- _THE REQUEST_
Leave out every picture, then transcribe the rest of the listing exactly.

Raw records

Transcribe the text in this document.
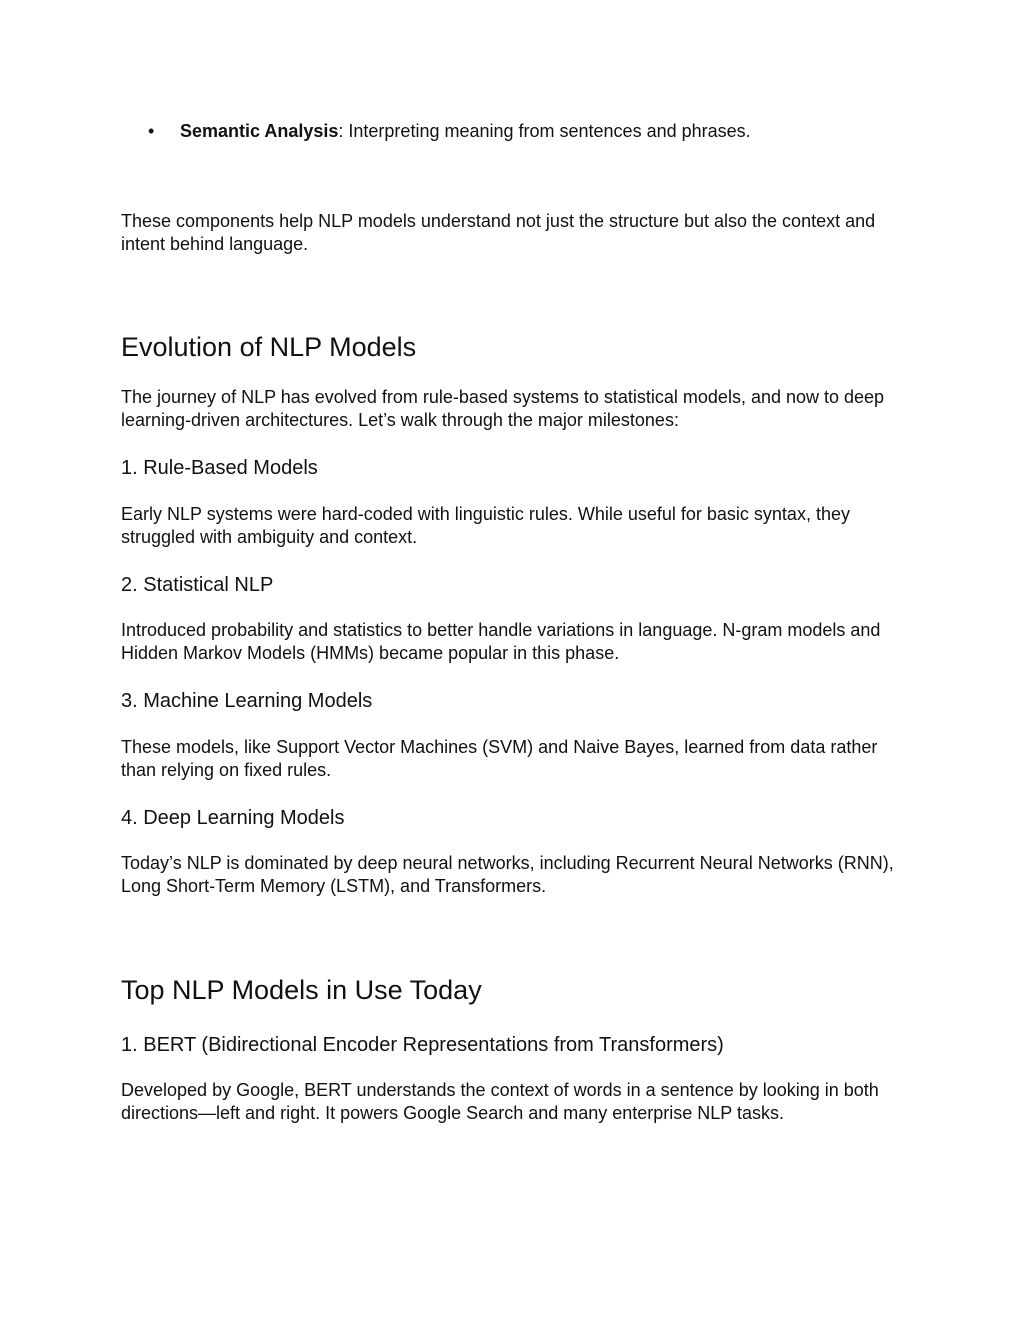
• Semantic Analysis: Interpreting meaning from sentences and phrases.

These components help NLP models understand not just the structure but also the context and intent behind language.

Evolution of NLP Models

The journey of NLP has evolved from rule-based systems to statistical models, and now to deep learning-driven architectures. Let’s walk through the major milestones:

1. Rule-Based Models

Early NLP systems were hard-coded with linguistic rules. While useful for basic syntax, they struggled with ambiguity and context.

2. Statistical NLP

Introduced probability and statistics to better handle variations in language. N-gram models and Hidden Markov Models (HMMs) became popular in this phase.

3. Machine Learning Models

These models, like Support Vector Machines (SVM) and Naive Bayes, learned from data rather than relying on fixed rules.

4. Deep Learning Models

Today’s NLP is dominated by deep neural networks, including Recurrent Neural Networks (RNN), Long Short-Term Memory (LSTM), and Transformers.

Top NLP Models in Use Today
1. BERT (Bidirectional Encoder Representations from Transformers)

Developed by Google, BERT understands the context of words in a sentence by looking in both directions—left and right. It powers Google Search and many enterprise NLP tasks.
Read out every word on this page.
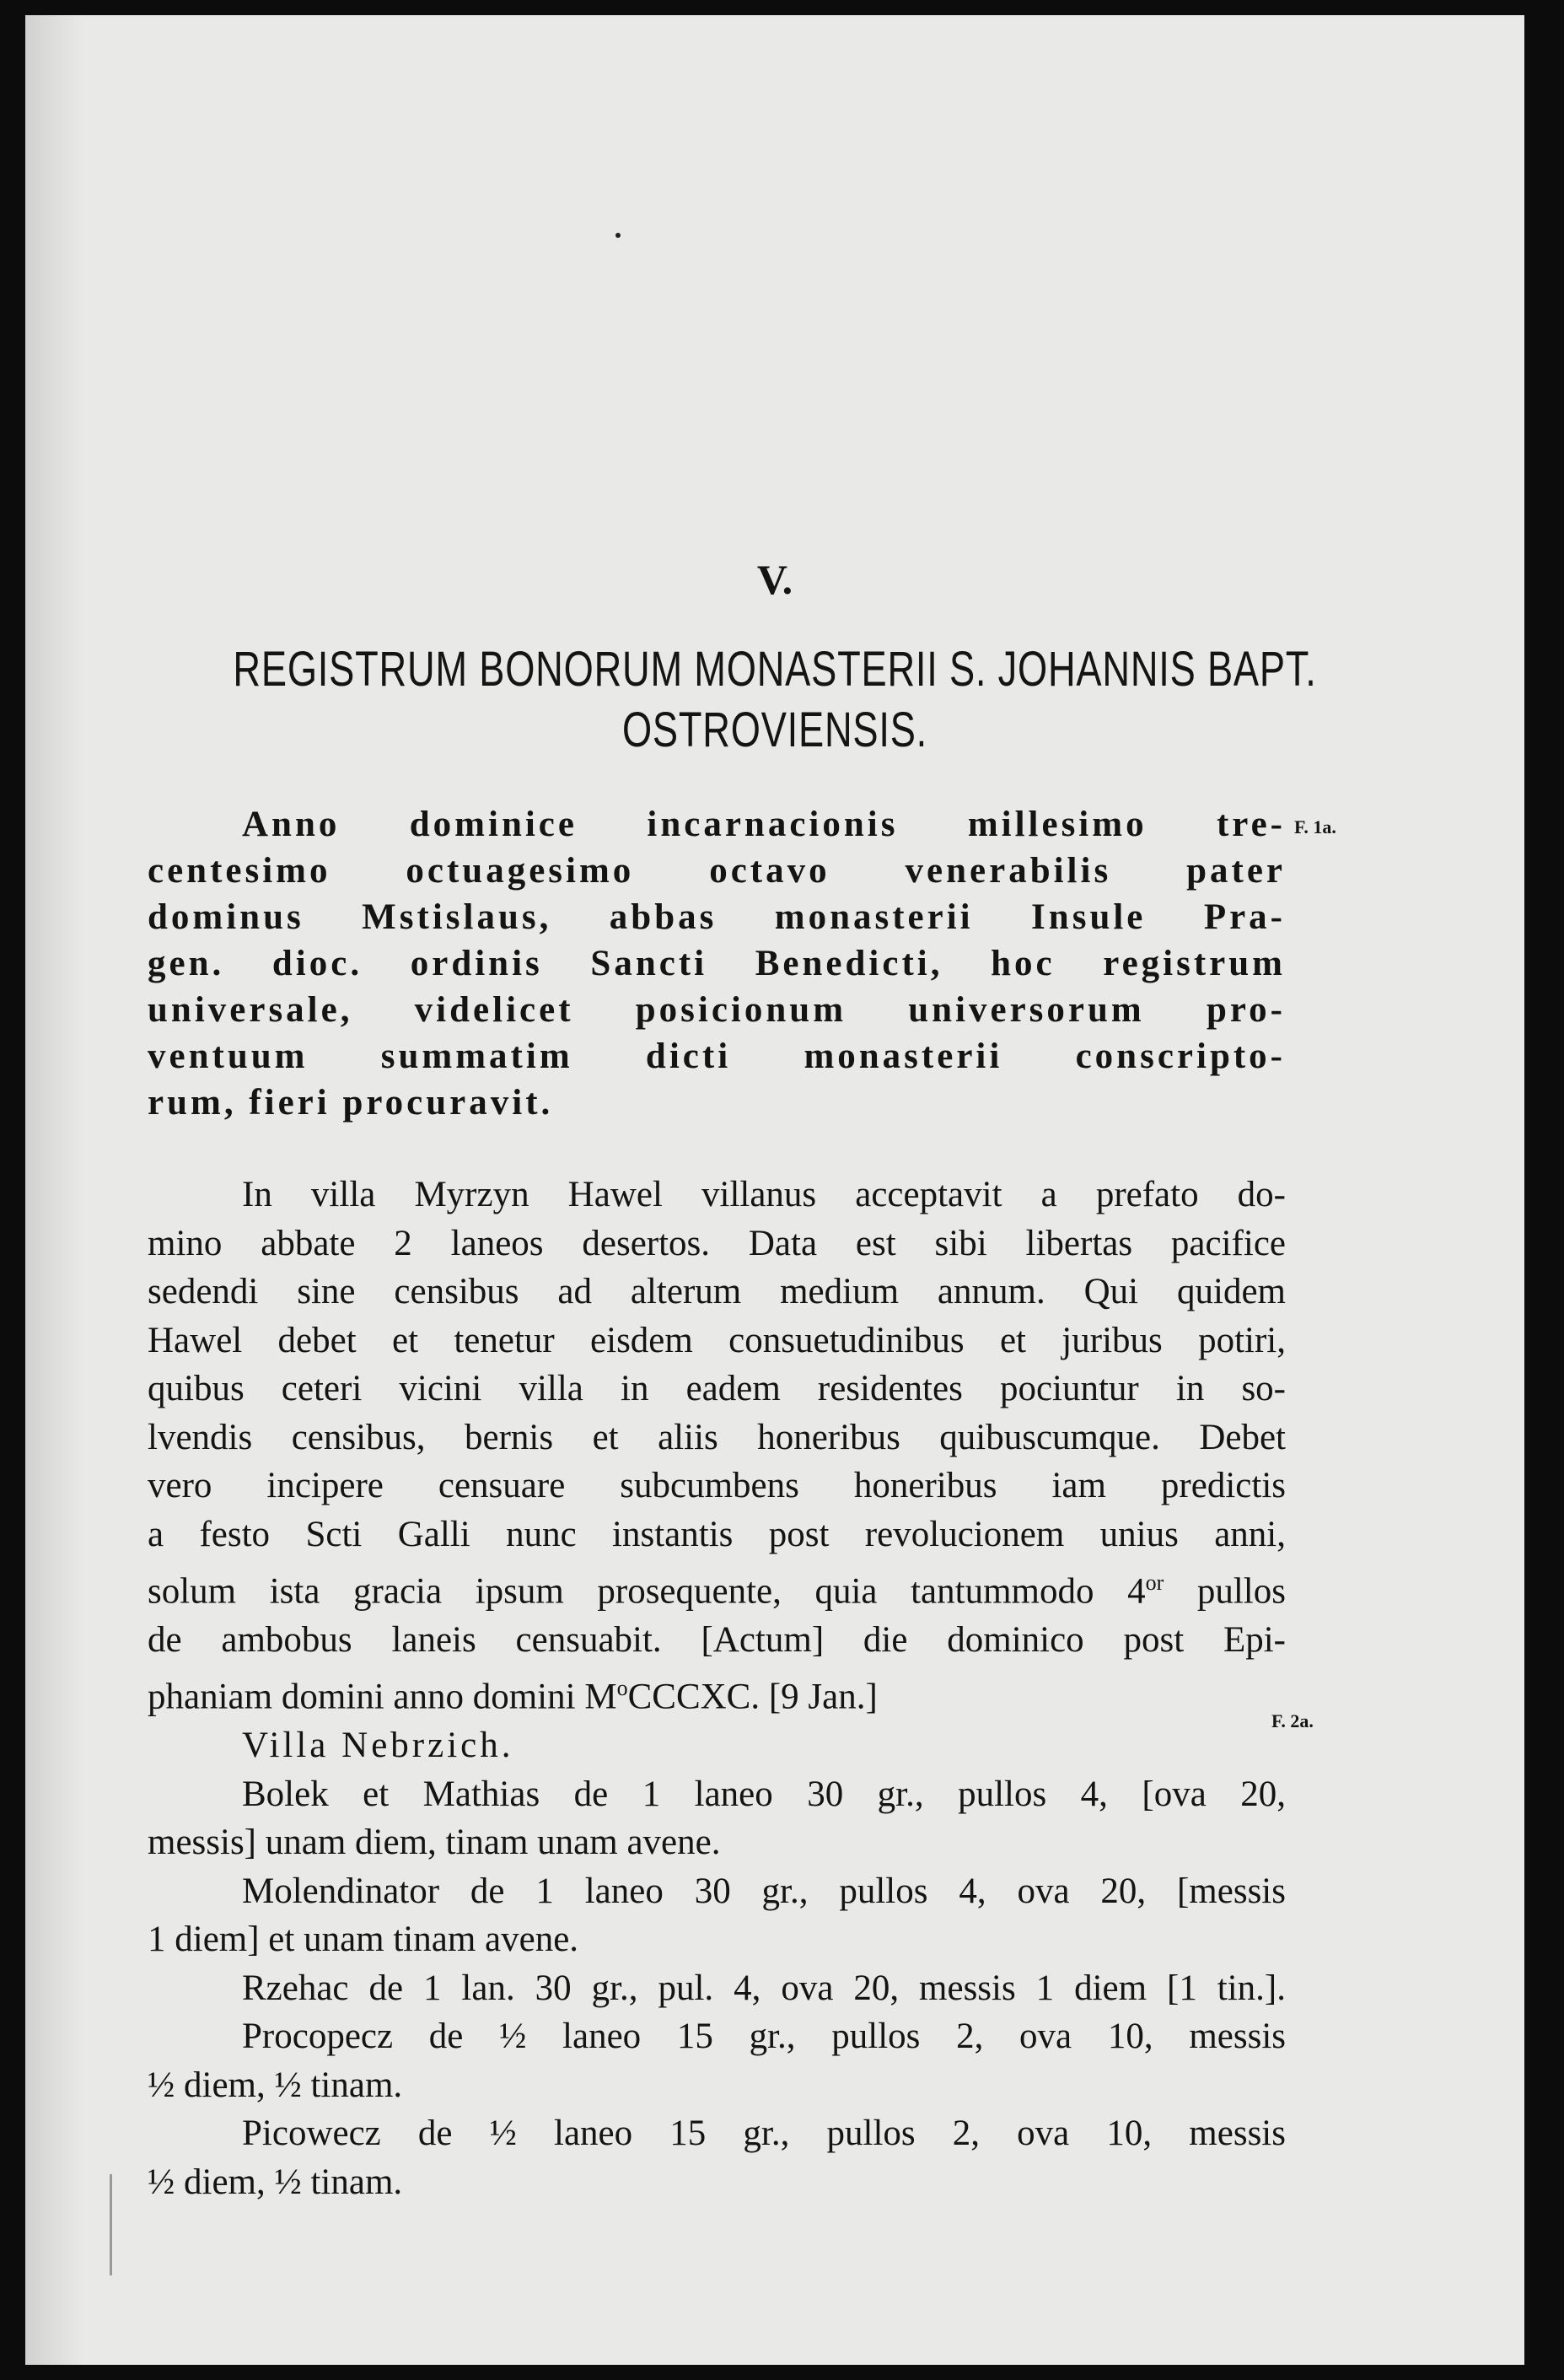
V.
REGISTRUM BONORUM MONASTERII S. JOHANNIS BAPT.
OSTROVIENSIS.
F. 1a.
F. 2a.
Anno dominice incarnacionis millesimo tre-
centesimo octuagesimo octavo venerabilis pater
dominus Mstislaus, abbas monasterii Insule Pra-
gen. dioc. ordinis Sancti Benedicti, hoc registrum
universale, videlicet posicionum universorum pro-
ventuum summatim dicti monasterii conscripto-
rum, fieri procuravit.
In villa Myrzyn Hawel villanus acceptavit a prefato do-
mino abbate 2 laneos desertos. Data est sibi libertas pacifice
sedendi sine censibus ad alterum medium annum. Qui quidem
Hawel debet et tenetur eisdem consuetudinibus et juribus potiri,
quibus ceteri vicini villa in eadem residentes pociuntur in so-
lvendis censibus, bernis et aliis honeribus quibuscumque. Debet
vero incipere censuare subcumbens honeribus iam predictis
a festo Scti Galli nunc instantis post revolucionem unius anni,
solum ista gracia ipsum prosequente, quia tantummodo $4^{or}$ pullos
de ambobus laneis censuabit. [Actum] die dominico post Epi-
phaniam domini anno domini $M^oCCCXC$. [9 Jan.]
Villa Nebrzich.
Bolek et Mathias de 1 laneo 30 gr., pullos 4, [ova 20,
messis] unam diem, tinam unam avene.
Molendinator de 1 laneo 30 gr., pullos 4, ova 20, [messis
1 diem] et unam tinam avene.
Rzehac de 1 lan. 30 gr., pul. 4, ova 20, messis 1 diem [1 tin.].
Procopecz de ½ laneo 15 gr., pullos 2, ova 10, messis
½ diem, ½ tinam.
Picowecz de ½ laneo 15 gr., pullos 2, ova 10, messis
½ diem, ½ tinam.
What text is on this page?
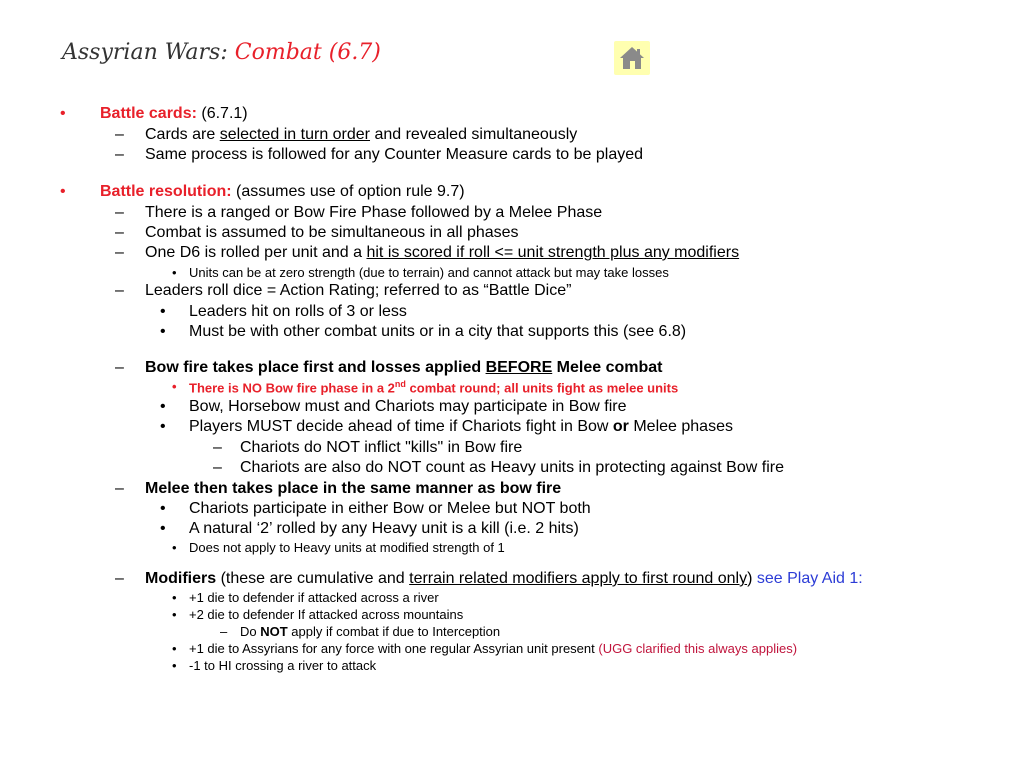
Assyrian Wars: Combat (6.7)
• Battle cards: (6.7.1)
– Cards are selected in turn order and revealed simultaneously
– Same process is followed for any Counter Measure cards to be played
• Battle resolution: (assumes use of option rule 9.7)
– There is a ranged or Bow Fire Phase followed by a Melee Phase
– Combat is assumed to be simultaneous in all phases
– One D6 is rolled per unit and a hit is scored if roll <= unit strength plus any modifiers
• Units can be at zero strength (due to terrain) and cannot attack but may take losses
– Leaders roll dice = Action Rating; referred to as “Battle Dice”
• Leaders hit on rolls of 3 or less
• Must be with other combat units or in a city that supports this (see 6.8)
– Bow fire takes place first and losses applied BEFORE Melee combat
• There is NO Bow fire phase in a 2nd combat round; all units fight as melee units
• Bow, Horsebow must and Chariots may participate in Bow fire
• Players MUST decide ahead of time if Chariots fight in Bow or Melee phases
– Chariots do NOT inflict "kills" in Bow fire
– Chariots are also do NOT count as Heavy units in protecting against Bow fire
– Melee then takes place in the same manner as bow fire
• Chariots participate in either Bow or Melee but NOT both
• A natural ‘2’ rolled by any Heavy unit is a kill (i.e. 2 hits)
• Does not apply to Heavy units at modified strength of 1
– Modifiers (these are cumulative and terrain related modifiers apply to first round only) see Play Aid 1:
• +1 die to defender if attacked across a river
• +2 die to defender If attacked across mountains
– Do NOT apply if combat if due to Interception
• +1 die to Assyrians for any force with one regular Assyrian unit present (UGG clarified this always applies)
• -1 to HI crossing a river to attack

- _RESULT FOR THIS EXERCISE_
Transcribe the text in this document.
• Semantic Analysis: Interpreting meaning from sentences and phrases.

These components help NLP models understand not just the structure but also the context and intent behind language.

Evolution of NLP Models

The journey of NLP has evolved from rule-based systems to statistical models, and now to deep learning-driven architectures. Let’s walk through the major milestones:

1. Rule-Based Models

Early NLP systems were hard-coded with linguistic rules. While useful for basic syntax, they struggled with ambiguity and context.

2. Statistical NLP

Introduced probability and statistics to better handle variations in language. N-gram models and Hidden Markov Models (HMMs) became popular in this phase.

3. Machine Learning Models

These models, like Support Vector Machines (SVM) and Naive Bayes, learned from data rather than relying on fixed rules.

4. Deep Learning Models

Today’s NLP is dominated by deep neural networks, including Recurrent Neural Networks (RNN), Long Short-Term Memory (LSTM), and Transformers.

Top NLP Models in Use Today
1. BERT (Bidirectional Encoder Representations from Transformers)

Developed by Google, BERT understands the context of words in a sentence by looking in both directions—left and right. It powers Google Search and many enterprise NLP tasks.
Read out every word on this page.
V.
REGISTRUM BONORUM MONASTERII S. JOHANNIS BAPT.
OSTROVIENSIS.
F. 1a.
F. 2a.
Anno dominice incarnacionis millesimo tre-
centesimo octuagesimo octavo venerabilis pater
dominus Mstislaus, abbas monasterii Insule Pra-
gen. dioc. ordinis Sancti Benedicti, hoc registrum
universale, videlicet posicionum universorum pro-
ventuum summatim dicti monasterii conscripto-
rum, fieri procuravit.
In villa Myrzyn Hawel villanus acceptavit a prefato do-
mino abbate 2 laneos desertos. Data est sibi libertas pacifice
sedendi sine censibus ad alterum medium annum. Qui quidem
Hawel debet et tenetur eisdem consuetudinibus et juribus potiri,
quibus ceteri vicini villa in eadem residentes pociuntur in so-
lvendis censibus, bernis et aliis honeribus quibuscumque. Debet
vero incipere censuare subcumbens honeribus iam predictis
a festo Scti Galli nunc instantis post revolucionem unius anni,
solum ista gracia ipsum prosequente, quia tantummodo $4^{or}$ pullos
de ambobus laneis censuabit. [Actum] die dominico post Epi-
phaniam domini anno domini $M^oCCCXC$. [9 Jan.]
Villa Nebrzich.
Bolek et Mathias de 1 laneo 30 gr., pullos 4, [ova 20,
messis] unam diem, tinam unam avene.
Molendinator de 1 laneo 30 gr., pullos 4, ova 20, [messis
1 diem] et unam tinam avene.
Rzehac de 1 lan. 30 gr., pul. 4, ova 20, messis 1 diem [1 tin.].
Procopecz de ½ laneo 15 gr., pullos 2, ova 10, messis
½ diem, ½ tinam.
Picowecz de ½ laneo 15 gr., pullos 2, ova 10, messis
½ diem, ½ tinam.
What text is on this page?
Assyrian Wars: Combat (6.7)
• Battle cards: (6.7.1)
– Cards are selected in turn order and revealed simultaneously
– Same process is followed for any Counter Measure cards to be played
• Battle resolution: (assumes use of option rule 9.7)
– There is a ranged or Bow Fire Phase followed by a Melee Phase
– Combat is assumed to be simultaneous in all phases
– One D6 is rolled per unit and a hit is scored if roll <= unit strength plus any modifiers
• Units can be at zero strength (due to terrain) and cannot attack but may take losses
– Leaders roll dice = Action Rating; referred to as “Battle Dice”
• Leaders hit on rolls of 3 or less
• Must be with other combat units or in a city that supports this (see 6.8)
– Bow fire takes place first and losses applied BEFORE Melee combat
• There is NO Bow fire phase in a 2nd combat round; all units fight as melee units
• Bow, Horsebow must and Chariots may participate in Bow fire
• Players MUST decide ahead of time if Chariots fight in Bow or Melee phases
– Chariots do NOT inflict "kills" in Bow fire
– Chariots are also do NOT count as Heavy units in protecting against Bow fire
– Melee then takes place in the same manner as bow fire
• Chariots participate in either Bow or Melee but NOT both
• A natural ‘2’ rolled by any Heavy unit is a kill (i.e. 2 hits)
• Does not apply to Heavy units at modified strength of 1
– Modifiers (these are cumulative and terrain related modifiers apply to first round only) see Play Aid 1:
• +1 die to defender if attacked across a river
• +2 die to defender If attacked across mountains
– Do NOT apply if combat if due to Interception
• +1 die to Assyrians for any force with one regular Assyrian unit present (UGG clarified this always applies)
• -1 to HI crossing a river to attack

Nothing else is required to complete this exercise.